** Begin **
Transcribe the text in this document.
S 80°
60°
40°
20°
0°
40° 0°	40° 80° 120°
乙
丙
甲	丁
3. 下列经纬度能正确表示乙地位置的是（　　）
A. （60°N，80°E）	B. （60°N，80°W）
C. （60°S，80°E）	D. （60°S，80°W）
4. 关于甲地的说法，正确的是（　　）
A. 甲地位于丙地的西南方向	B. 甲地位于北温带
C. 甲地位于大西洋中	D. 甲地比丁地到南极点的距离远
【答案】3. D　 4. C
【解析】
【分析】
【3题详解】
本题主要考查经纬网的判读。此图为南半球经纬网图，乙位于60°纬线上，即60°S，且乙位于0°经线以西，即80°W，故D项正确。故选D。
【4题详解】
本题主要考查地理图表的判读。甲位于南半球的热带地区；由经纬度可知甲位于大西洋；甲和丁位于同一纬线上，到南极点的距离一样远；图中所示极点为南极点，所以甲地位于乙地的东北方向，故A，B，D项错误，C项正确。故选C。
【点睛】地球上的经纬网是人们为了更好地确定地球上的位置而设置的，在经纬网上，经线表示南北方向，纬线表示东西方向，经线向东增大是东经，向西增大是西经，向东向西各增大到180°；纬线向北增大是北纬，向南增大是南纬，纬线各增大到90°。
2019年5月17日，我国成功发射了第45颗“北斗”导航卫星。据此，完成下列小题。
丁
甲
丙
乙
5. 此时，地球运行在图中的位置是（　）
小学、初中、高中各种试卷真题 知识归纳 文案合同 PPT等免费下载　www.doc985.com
** End **
§ **Problem statement**: Restate the listing in full, word for word.

§ **Solution**:
Transcribe the text in this document.
S 80°
60°
40°
20°
0°
40° 0°	40° 80° 120°
乙
丙
甲	丁
3. 下列经纬度能正确表示乙地位置的是（　　）
A. （60°N，80°E）	B. （60°N，80°W）
C. （60°S，80°E）	D. （60°S，80°W）
4. 关于甲地的说法，正确的是（　　）
A. 甲地位于丙地的西南方向	B. 甲地位于北温带
C. 甲地位于大西洋中	D. 甲地比丁地到南极点的距离远
【答案】3. D　 4. C
【解析】
【分析】
【3题详解】
本题主要考查经纬网的判读。此图为南半球经纬网图，乙位于60°纬线上，即60°S，且乙位于0°经线以西，即80°W，故D项正确。故选D。
【4题详解】
本题主要考查地理图表的判读。甲位于南半球的热带地区；由经纬度可知甲位于大西洋；甲和丁位于同一纬线上，到南极点的距离一样远；图中所示极点为南极点，所以甲地位于乙地的东北方向，故A，B，D项错误，C项正确。故选C。
【点睛】地球上的经纬网是人们为了更好地确定地球上的位置而设置的，在经纬网上，经线表示南北方向，纬线表示东西方向，经线向东增大是东经，向西增大是西经，向东向西各增大到180°；纬线向北增大是北纬，向南增大是南纬，纬线各增大到90°。
2019年5月17日，我国成功发射了第45颗“北斗”导航卫星。据此，完成下列小题。
丁
甲
丙
乙
5. 此时，地球运行在图中的位置是（　）
小学、初中、高中各种试卷真题 知识归纳 文案合同 PPT等免费下载　www.doc985.com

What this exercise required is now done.